> **Exercise details**:
From the listing below, extract each entry exactly as written, minus the images.

####################

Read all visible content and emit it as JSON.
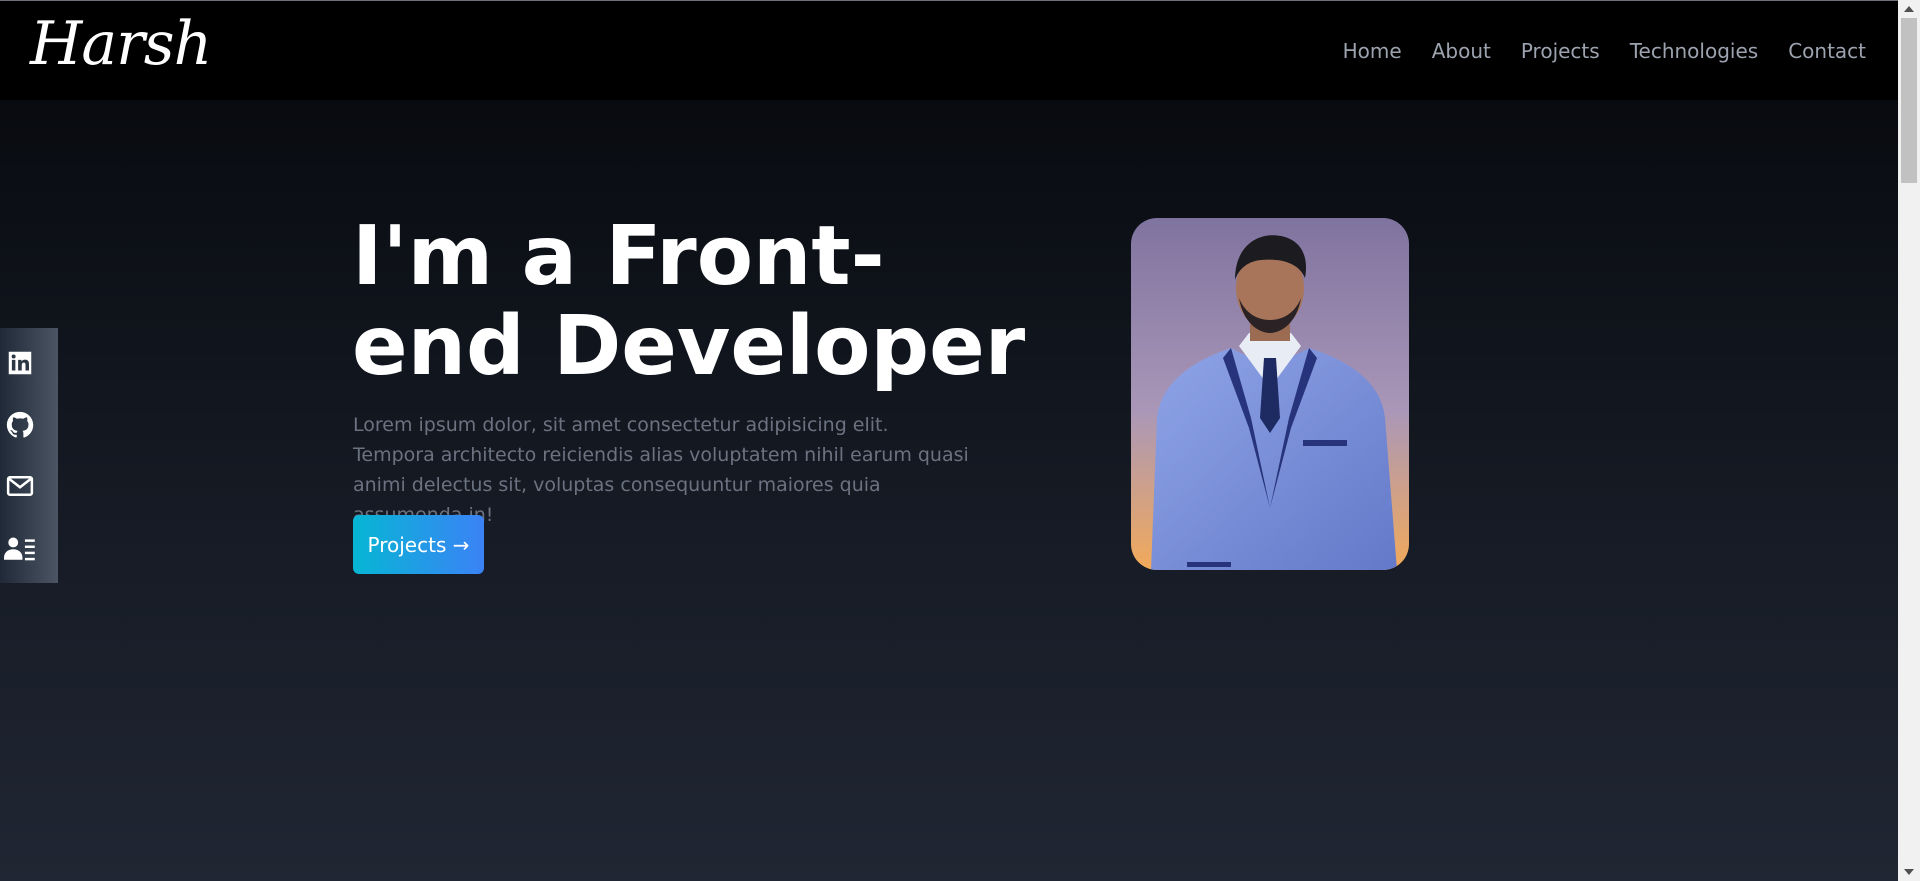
{
  "nav": {
    "logo": "Harsh",
    "links": [
      "Home",
      "About",
      "Projects",
      "Technologies",
      "Contact"
    ]
  },
  "hero": {
    "title_line1": "I'm a Front-",
    "title_line2": "end Developer",
    "description": "Lorem ipsum dolor, sit amet consectetur adipisicing elit. Tempora architecto reiciendis alias voluptatem nihil earum quasi animi delectus sit, voluptas consequuntur maiores quia assumenda in!",
    "button_label": "Projects →"
  },
  "social": {
    "icons": [
      "linkedin-icon",
      "github-icon",
      "mail-icon",
      "resume-icon"
    ]
  },
  "colors": {
    "navbar_bg": "#000000",
    "nav_link": "#9ca3af",
    "button_gradient_start": "#06b6d4",
    "button_gradient_end": "#3b82f6",
    "description_text": "#6b7280"
  }
}
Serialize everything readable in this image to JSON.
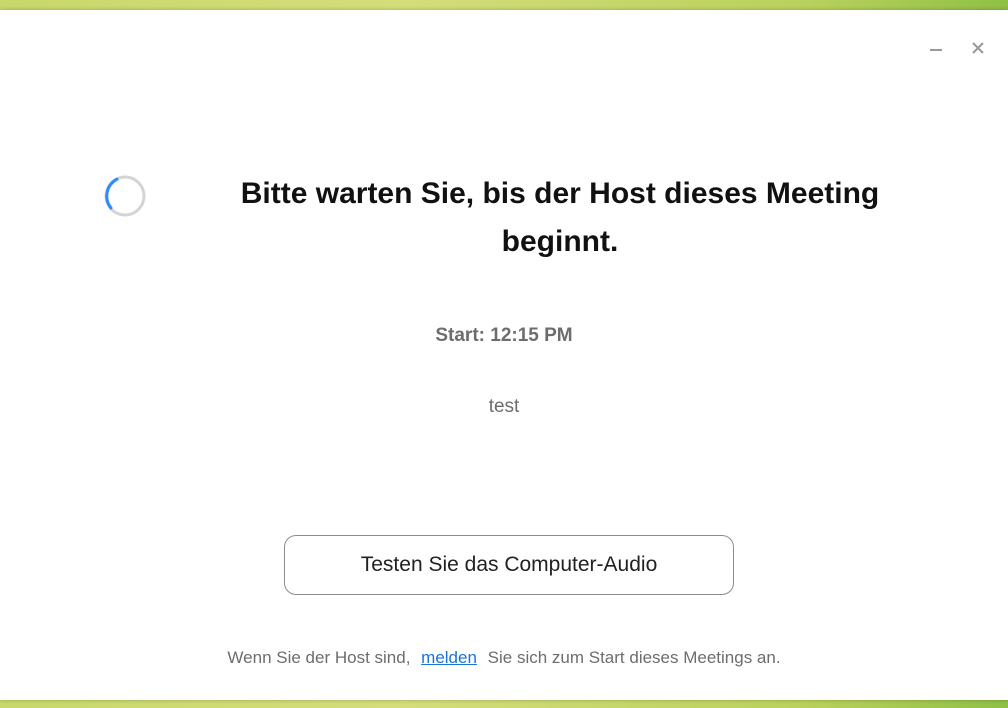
{
  "window": {
    "minimize_icon": "minimize-icon",
    "close_icon": "close-icon"
  },
  "waiting": {
    "spinner_icon": "loading-spinner-icon",
    "title_line1": "Bitte warten Sie, bis der Host dieses Meeting",
    "title_line2": "beginnt.",
    "start_time": "Start: 12:15 PM",
    "meeting_name": "test"
  },
  "actions": {
    "test_audio_label": "Testen Sie das Computer-Audio"
  },
  "footer": {
    "prefix": "Wenn Sie der Host sind,",
    "link_label": "melden",
    "suffix": "Sie sich zum Start dieses Meetings an."
  },
  "colors": {
    "accent_link": "#1a73d9",
    "spinner_active": "#2d8cff",
    "spinner_track": "#d4d4d4",
    "secondary_text": "#6d6d6d"
  }
}
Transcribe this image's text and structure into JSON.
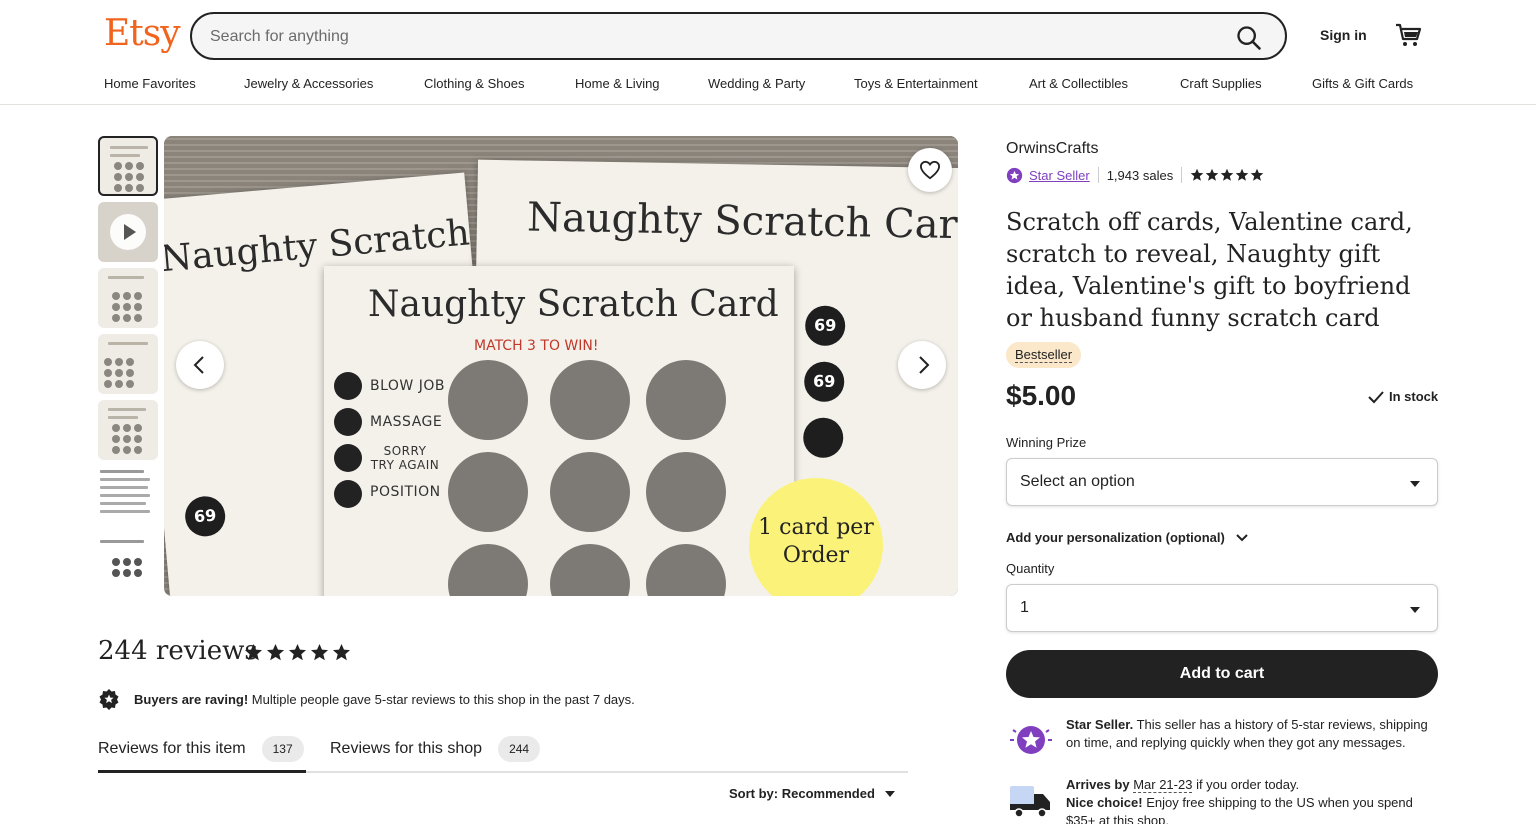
{
  "header": {
    "logo": "Etsy",
    "search_placeholder": "Search for anything",
    "sign_in": "Sign in",
    "brand_color": "#f1641e"
  },
  "nav": {
    "items": [
      "Home Favorites",
      "Jewelry & Accessories",
      "Clothing & Shoes",
      "Home & Living",
      "Wedding & Party",
      "Toys & Entertainment",
      "Art & Collectibles",
      "Craft Supplies",
      "Gifts & Gift Cards"
    ]
  },
  "gallery": {
    "image_card_title_front": "Naughty Scratch Card",
    "image_card_title_back": "Naughty Scratch Card",
    "image_match_text": "MATCH 3 TO WIN!",
    "image_prizes": [
      "BLOW JOB",
      "MASSAGE",
      "SORRY TRY AGAIN",
      "POSITION"
    ],
    "image_badge_69": "69",
    "image_sticker": "1 card per Order",
    "thumb_text_1": "Naughty Scratch Card",
    "thumb_text_2": "Naughty Scratch Card"
  },
  "listing": {
    "shop_name": "OrwinsCrafts",
    "star_seller_label": "Star Seller",
    "sales": "1,943 sales",
    "rating": 5,
    "title": "Scratch off cards, Valentine card, scratch to reveal, Naughty gift idea, Valentine's gift to boyfriend or husband funny scratch card",
    "badge": "Bestseller",
    "price": "$5.00",
    "stock": "In stock",
    "winning_prize_label": "Winning Prize",
    "winning_prize_value": "Select an option",
    "personalization": "Add your personalization (optional)",
    "quantity_label": "Quantity",
    "quantity_value": "1",
    "add_to_cart": "Add to cart",
    "star_seller_title": "Star Seller.",
    "star_seller_text": " This seller has a history of 5-star reviews, shipping on time, and replying quickly when they got any messages.",
    "arrives_prefix": "Arrives by ",
    "arrives_date": "Mar 21-23",
    "arrives_suffix": " if you order today.",
    "nice_choice_title": "Nice choice!",
    "nice_choice_text": " Enjoy free shipping to the US when you spend $35+ at this shop.",
    "star_seller_color": "#7f3fbf"
  },
  "reviews": {
    "count_label": "244 reviews",
    "rating": 5,
    "raving_title": "Buyers are raving!",
    "raving_text": " Multiple people gave 5-star reviews to this shop in the past 7 days.",
    "tab_item": "Reviews for this item",
    "tab_item_count": "137",
    "tab_shop": "Reviews for this shop",
    "tab_shop_count": "244",
    "sort_label": "Sort by: Recommended"
  }
}
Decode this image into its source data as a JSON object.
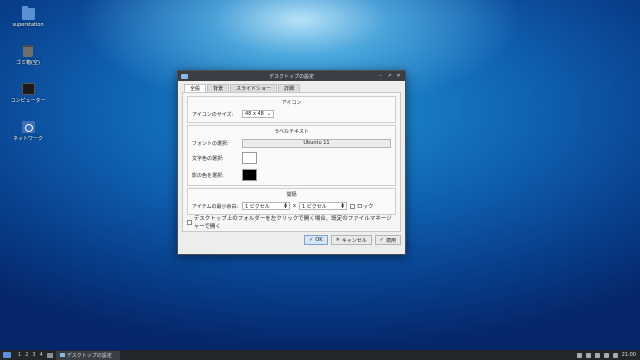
{
  "desktop": {
    "icons": [
      {
        "label": "superstation"
      },
      {
        "label": "ゴミ箱(空)"
      },
      {
        "label": "コンピューター"
      },
      {
        "label": "ネットワーク"
      }
    ]
  },
  "window": {
    "title": "デスクトップの設定",
    "tabs": [
      "全般",
      "背景",
      "スライドショー",
      "詳細"
    ],
    "icon_section": {
      "title": "アイコン",
      "size_label": "アイコンのサイズ:",
      "size_value": "48 x 48"
    },
    "label_section": {
      "title": "ラベルテキスト",
      "font_label": "フォントの選択:",
      "font_value": "Ubuntu 11",
      "text_color_label": "文字色の選択:",
      "text_color": "#ffffff",
      "shadow_color_label": "影の色を選択:",
      "shadow_color": "#000000"
    },
    "spacing_section": {
      "title": "間隔",
      "min_spacing_label": "アイテムの最小余白:",
      "x_value": "1 ピクセル",
      "times": "x",
      "y_value": "1 ピクセル",
      "lock_label": "ロック",
      "lock_checked": false
    },
    "folder_option": {
      "label": "デスクトップ上のフォルダーを左クリックで開く場合、既定のファイルマネージャーで開く",
      "checked": false
    },
    "buttons": {
      "ok": "OK",
      "cancel": "キャンセル",
      "apply": "適用"
    }
  },
  "taskbar": {
    "workspaces": [
      "1",
      "2",
      "3",
      "4"
    ],
    "task_label": "デスクトップの設定",
    "clock": "21:00"
  }
}
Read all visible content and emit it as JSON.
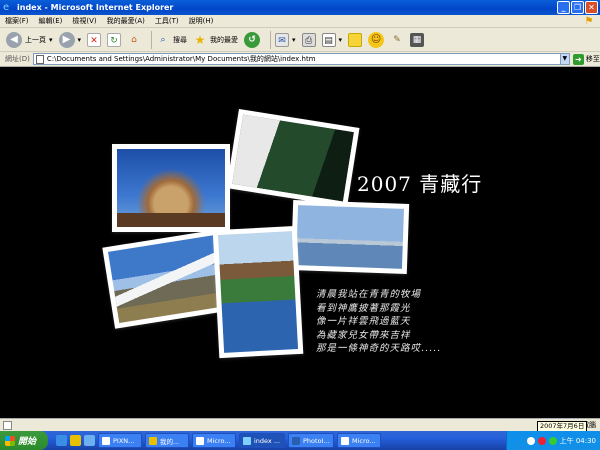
{
  "window": {
    "title": "index - Microsoft Internet Explorer",
    "buttons": [
      "_",
      "❐",
      "✕"
    ]
  },
  "menu": [
    "檔案(F)",
    "編輯(E)",
    "檢視(V)",
    "我的最愛(A)",
    "工具(T)",
    "說明(H)"
  ],
  "toolbar": {
    "back_label": "上一頁",
    "search_label": "搜尋",
    "favorites_label": "我的最愛"
  },
  "address": {
    "label": "網址(D)",
    "value": "C:\\Documents and Settings\\Administrator\\My Documents\\我的網站\\index.htm",
    "go_label": "移至"
  },
  "page": {
    "title": "2007  青藏行",
    "poem": [
      "清晨我站在青青的牧場",
      "看到神鷹披著那霞光",
      "像一片祥雲飛過藍天",
      "為藏家兒女帶來吉祥",
      "那是一條神奇的天路哎....."
    ]
  },
  "status": {
    "zone": "我的電腦"
  },
  "taskbar": {
    "start_label": "開始",
    "tasks": [
      "PIXN...",
      "我的...",
      "Micro...",
      "index ...",
      "PhotoI...",
      "Micro..."
    ],
    "clock": "上午 04:30",
    "tooltip": "2007年7月6日"
  },
  "colors": {
    "titlebar": "#0a5fd8",
    "chrome": "#ece9d8",
    "page_background": "#000000",
    "taskbar": "#245edb",
    "start": "#2b8a2b"
  }
}
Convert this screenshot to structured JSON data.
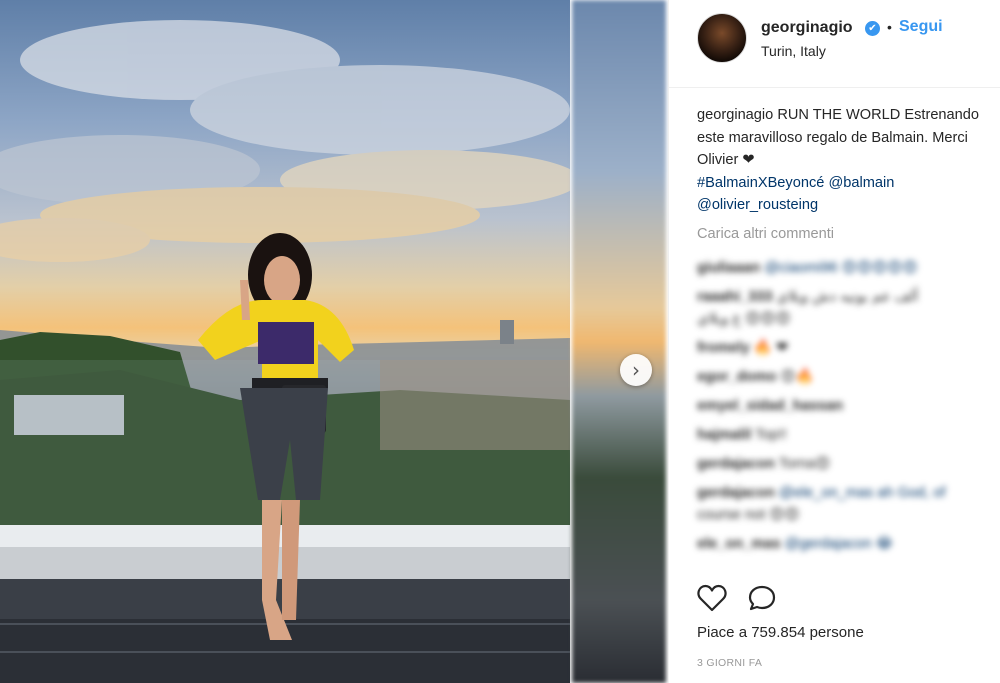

####################

> **Solution below**:
Read all visible content and emit it as JSON.
{
  "nav": {
    "logo": "Harsh",
    "links": [
      "Home",
      "About",
      "Projects",
      "Technologies",
      "Contact"
    ]
  },
  "hero": {
    "title_line1": "I'm a Front-",
    "title_line2": "end Developer",
    "description": "Lorem ipsum dolor, sit amet consectetur adipisicing elit. Tempora architecto reiciendis alias voluptatem nihil earum quasi animi delectus sit, voluptas consequuntur maiores quia assumenda in!",
    "button_label": "Projects →"
  },
  "social": {
    "icons": [
      "linkedin-icon",
      "github-icon",
      "mail-icon",
      "resume-icon"
    ]
  },
  "colors": {
    "navbar_bg": "#000000",
    "nav_link": "#9ca3af",
    "button_gradient_start": "#06b6d4",
    "button_gradient_end": "#3b82f6",
    "description_text": "#6b7280"
  }
}
Serialize everything readable in this image to JSON.
{
  "window": {
    "minimize_icon": "minimize-icon",
    "close_icon": "close-icon"
  },
  "waiting": {
    "spinner_icon": "loading-spinner-icon",
    "title_line1": "Bitte warten Sie, bis der Host dieses Meeting",
    "title_line2": "beginnt.",
    "start_time": "Start: 12:15 PM",
    "meeting_name": "test"
  },
  "actions": {
    "test_audio_label": "Testen Sie das Computer-Audio"
  },
  "footer": {
    "prefix": "Wenn Sie der Host sind,",
    "link_label": "melden",
    "suffix": "Sie sich zum Start dieses Meetings an."
  },
  "colors": {
    "accent_link": "#1a73d9",
    "spinner_active": "#2d8cff",
    "spinner_track": "#d4d4d4",
    "secondary_text": "#6d6d6d"
  }
}
Transcribe this image's text and structure into JSON.
{
  "header": {
    "logo": "Etsy",
    "search_placeholder": "Search for anything",
    "sign_in": "Sign in",
    "brand_color": "#f1641e"
  },
  "nav": {
    "items": [
      "Home Favorites",
      "Jewelry & Accessories",
      "Clothing & Shoes",
      "Home & Living",
      "Wedding & Party",
      "Toys & Entertainment",
      "Art & Collectibles",
      "Craft Supplies",
      "Gifts & Gift Cards"
    ]
  },
  "gallery": {
    "image_card_title_front": "Naughty Scratch Card",
    "image_card_title_back": "Naughty Scratch Card",
    "image_match_text": "MATCH 3 TO WIN!",
    "image_prizes": [
      "BLOW JOB",
      "MASSAGE",
      "SORRY TRY AGAIN",
      "POSITION"
    ],
    "image_badge_69": "69",
    "image_sticker": "1 card per Order",
    "thumb_text_1": "Naughty Scratch Card",
    "thumb_text_2": "Naughty Scratch Card"
  },
  "listing": {
    "shop_name": "OrwinsCrafts",
    "star_seller_label": "Star Seller",
    "sales": "1,943 sales",
    "rating": 5,
    "title": "Scratch off cards, Valentine card, scratch to reveal, Naughty gift idea, Valentine's gift to boyfriend or husband funny scratch card",
    "badge": "Bestseller",
    "price": "$5.00",
    "stock": "In stock",
    "winning_prize_label": "Winning Prize",
    "winning_prize_value": "Select an option",
    "personalization": "Add your personalization (optional)",
    "quantity_label": "Quantity",
    "quantity_value": "1",
    "add_to_cart": "Add to cart",
    "star_seller_title": "Star Seller.",
    "star_seller_text": " This seller has a history of 5-star reviews, shipping on time, and replying quickly when they got any messages.",
    "arrives_prefix": "Arrives by ",
    "arrives_date": "Mar 21-23",
    "arrives_suffix": " if you order today.",
    "nice_choice_title": "Nice choice!",
    "nice_choice_text": " Enjoy free shipping to the US when you spend $35+ at this shop.",
    "star_seller_color": "#7f3fbf"
  },
  "reviews": {
    "count_label": "244 reviews",
    "rating": 5,
    "raving_title": "Buyers are raving!",
    "raving_text": " Multiple people gave 5-star reviews to this shop in the past 7 days.",
    "tab_item": "Reviews for this item",
    "tab_item_count": "137",
    "tab_shop": "Reviews for this shop",
    "tab_shop_count": "244",
    "sort_label": "Sort by: Recommended"
  }
}
Decode this image into its source data as a JSON object.
{
  "desktop": {
    "icons": [
      {
        "label": "superstation"
      },
      {
        "label": "ゴミ箱(空)"
      },
      {
        "label": "コンピューター"
      },
      {
        "label": "ネットワーク"
      }
    ]
  },
  "window": {
    "title": "デスクトップの設定",
    "tabs": [
      "全般",
      "背景",
      "スライドショー",
      "詳細"
    ],
    "icon_section": {
      "title": "アイコン",
      "size_label": "アイコンのサイズ:",
      "size_value": "48 x 48"
    },
    "label_section": {
      "title": "ラベルテキスト",
      "font_label": "フォントの選択:",
      "font_value": "Ubuntu 11",
      "text_color_label": "文字色の選択:",
      "text_color": "#ffffff",
      "shadow_color_label": "影の色を選択:",
      "shadow_color": "#000000"
    },
    "spacing_section": {
      "title": "間隔",
      "min_spacing_label": "アイテムの最小余白:",
      "x_value": "1 ピクセル",
      "times": "x",
      "y_value": "1 ピクセル",
      "lock_label": "ロック",
      "lock_checked": false
    },
    "folder_option": {
      "label": "デスクトップ上のフォルダーを左クリックで開く場合、既定のファイルマネージャーで開く",
      "checked": false
    },
    "buttons": {
      "ok": "OK",
      "cancel": "キャンセル",
      "apply": "適用"
    }
  },
  "taskbar": {
    "workspaces": [
      "1",
      "2",
      "3",
      "4"
    ],
    "task_label": "デスクトップの設定",
    "clock": "21:00"
  }
}
Read all visible content and emit it as JSON.
{
  "window": {
    "title": "index - Microsoft Internet Explorer",
    "buttons": [
      "_",
      "❐",
      "✕"
    ]
  },
  "menu": [
    "檔案(F)",
    "編輯(E)",
    "檢視(V)",
    "我的最愛(A)",
    "工具(T)",
    "說明(H)"
  ],
  "toolbar": {
    "back_label": "上一頁",
    "search_label": "搜尋",
    "favorites_label": "我的最愛"
  },
  "address": {
    "label": "網址(D)",
    "value": "C:\\Documents and Settings\\Administrator\\My Documents\\我的網站\\index.htm",
    "go_label": "移至"
  },
  "page": {
    "title": "2007  青藏行",
    "poem": [
      "清晨我站在青青的牧場",
      "看到神鷹披著那霞光",
      "像一片祥雲飛過藍天",
      "為藏家兒女帶來吉祥",
      "那是一條神奇的天路哎....."
    ]
  },
  "status": {
    "zone": "我的電腦"
  },
  "taskbar": {
    "start_label": "開始",
    "tasks": [
      "PIXN...",
      "我的...",
      "Micro...",
      "index ...",
      "PhotoI...",
      "Micro..."
    ],
    "clock": "上午 04:30",
    "tooltip": "2007年7月6日"
  },
  "colors": {
    "titlebar": "#0a5fd8",
    "chrome": "#ece9d8",
    "page_background": "#000000",
    "taskbar": "#245edb",
    "start": "#2b8a2b"
  }
}
Convert this screenshot to structured JSON data.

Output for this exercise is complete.